EXERCISE GOAL
Copy every line in the records below that contains the word "name".

+++++

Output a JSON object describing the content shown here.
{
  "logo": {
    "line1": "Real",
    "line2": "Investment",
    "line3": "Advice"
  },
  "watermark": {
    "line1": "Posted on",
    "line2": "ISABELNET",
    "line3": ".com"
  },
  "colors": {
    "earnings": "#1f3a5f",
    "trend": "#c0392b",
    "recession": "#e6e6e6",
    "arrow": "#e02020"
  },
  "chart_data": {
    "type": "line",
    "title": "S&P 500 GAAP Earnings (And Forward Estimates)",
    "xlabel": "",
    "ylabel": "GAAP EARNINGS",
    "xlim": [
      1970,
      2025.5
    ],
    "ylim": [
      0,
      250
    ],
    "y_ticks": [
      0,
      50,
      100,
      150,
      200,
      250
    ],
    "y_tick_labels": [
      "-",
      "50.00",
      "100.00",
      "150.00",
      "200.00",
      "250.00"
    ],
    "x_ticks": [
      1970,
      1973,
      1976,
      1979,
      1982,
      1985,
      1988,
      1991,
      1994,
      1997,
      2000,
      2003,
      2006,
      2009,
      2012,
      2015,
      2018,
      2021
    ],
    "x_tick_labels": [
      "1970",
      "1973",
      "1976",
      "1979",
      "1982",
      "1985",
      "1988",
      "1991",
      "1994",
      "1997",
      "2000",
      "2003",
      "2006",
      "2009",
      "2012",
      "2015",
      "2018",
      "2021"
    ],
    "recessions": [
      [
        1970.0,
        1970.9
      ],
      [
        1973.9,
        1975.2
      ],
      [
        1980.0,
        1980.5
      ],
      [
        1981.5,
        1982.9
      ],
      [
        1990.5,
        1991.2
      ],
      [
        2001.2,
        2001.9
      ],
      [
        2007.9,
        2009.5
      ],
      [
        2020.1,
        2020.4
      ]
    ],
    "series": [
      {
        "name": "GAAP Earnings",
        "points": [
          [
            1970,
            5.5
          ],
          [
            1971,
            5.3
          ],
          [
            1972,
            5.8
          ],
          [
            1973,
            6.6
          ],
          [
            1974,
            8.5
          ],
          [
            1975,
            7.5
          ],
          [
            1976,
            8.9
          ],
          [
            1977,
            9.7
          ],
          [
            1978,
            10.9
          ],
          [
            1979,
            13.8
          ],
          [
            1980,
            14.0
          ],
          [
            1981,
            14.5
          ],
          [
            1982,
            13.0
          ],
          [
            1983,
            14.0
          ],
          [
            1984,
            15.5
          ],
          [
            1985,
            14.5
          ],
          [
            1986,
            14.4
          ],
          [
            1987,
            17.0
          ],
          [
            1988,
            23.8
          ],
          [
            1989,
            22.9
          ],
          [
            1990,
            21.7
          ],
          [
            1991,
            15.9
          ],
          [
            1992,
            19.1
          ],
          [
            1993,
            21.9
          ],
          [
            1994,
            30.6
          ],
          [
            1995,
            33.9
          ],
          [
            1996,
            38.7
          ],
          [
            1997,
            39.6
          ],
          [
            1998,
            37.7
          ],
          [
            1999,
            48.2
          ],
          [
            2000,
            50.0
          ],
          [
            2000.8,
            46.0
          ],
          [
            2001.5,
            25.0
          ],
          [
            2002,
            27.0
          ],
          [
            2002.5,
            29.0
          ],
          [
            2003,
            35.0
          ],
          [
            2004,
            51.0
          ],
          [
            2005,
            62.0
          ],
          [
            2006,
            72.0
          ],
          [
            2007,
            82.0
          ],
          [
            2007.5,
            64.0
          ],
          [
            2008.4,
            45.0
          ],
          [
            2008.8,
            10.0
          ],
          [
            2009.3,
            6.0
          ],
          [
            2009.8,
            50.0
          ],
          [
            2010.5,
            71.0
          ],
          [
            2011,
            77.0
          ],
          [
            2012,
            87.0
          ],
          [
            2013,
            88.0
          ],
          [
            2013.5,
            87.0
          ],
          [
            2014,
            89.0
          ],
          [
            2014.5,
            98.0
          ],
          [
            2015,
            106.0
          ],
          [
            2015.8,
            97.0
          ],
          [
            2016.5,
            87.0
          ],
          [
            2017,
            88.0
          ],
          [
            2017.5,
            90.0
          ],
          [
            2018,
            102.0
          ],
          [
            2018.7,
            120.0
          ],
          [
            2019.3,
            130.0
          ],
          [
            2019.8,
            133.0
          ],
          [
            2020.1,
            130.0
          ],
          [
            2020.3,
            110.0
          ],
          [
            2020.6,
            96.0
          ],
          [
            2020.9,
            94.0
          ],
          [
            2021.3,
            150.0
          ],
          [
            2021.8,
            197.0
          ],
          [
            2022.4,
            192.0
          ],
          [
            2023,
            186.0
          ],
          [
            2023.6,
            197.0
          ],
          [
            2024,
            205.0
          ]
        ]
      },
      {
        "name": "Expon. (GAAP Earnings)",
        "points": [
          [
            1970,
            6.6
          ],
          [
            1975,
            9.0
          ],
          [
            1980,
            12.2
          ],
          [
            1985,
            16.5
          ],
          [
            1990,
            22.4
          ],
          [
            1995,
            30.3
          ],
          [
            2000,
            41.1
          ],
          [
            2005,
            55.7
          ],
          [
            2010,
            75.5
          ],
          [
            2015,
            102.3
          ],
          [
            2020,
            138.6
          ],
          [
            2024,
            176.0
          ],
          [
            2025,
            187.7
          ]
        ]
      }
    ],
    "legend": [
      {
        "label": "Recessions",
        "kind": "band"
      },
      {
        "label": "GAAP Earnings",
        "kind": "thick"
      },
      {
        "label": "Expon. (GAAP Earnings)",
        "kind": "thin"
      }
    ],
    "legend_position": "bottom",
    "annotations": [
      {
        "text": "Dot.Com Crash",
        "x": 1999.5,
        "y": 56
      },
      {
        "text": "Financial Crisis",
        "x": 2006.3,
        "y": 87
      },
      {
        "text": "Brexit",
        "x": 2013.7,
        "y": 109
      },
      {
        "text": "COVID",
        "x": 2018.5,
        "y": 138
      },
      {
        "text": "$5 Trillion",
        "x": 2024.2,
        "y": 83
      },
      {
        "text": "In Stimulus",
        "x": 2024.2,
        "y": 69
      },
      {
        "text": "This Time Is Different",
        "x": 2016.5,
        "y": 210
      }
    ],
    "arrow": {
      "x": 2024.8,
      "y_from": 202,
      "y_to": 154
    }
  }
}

+++++

WORKED ANSWER
        "name": "GAAP Earnings",
        "name": "Expon. (GAAP Earnings)",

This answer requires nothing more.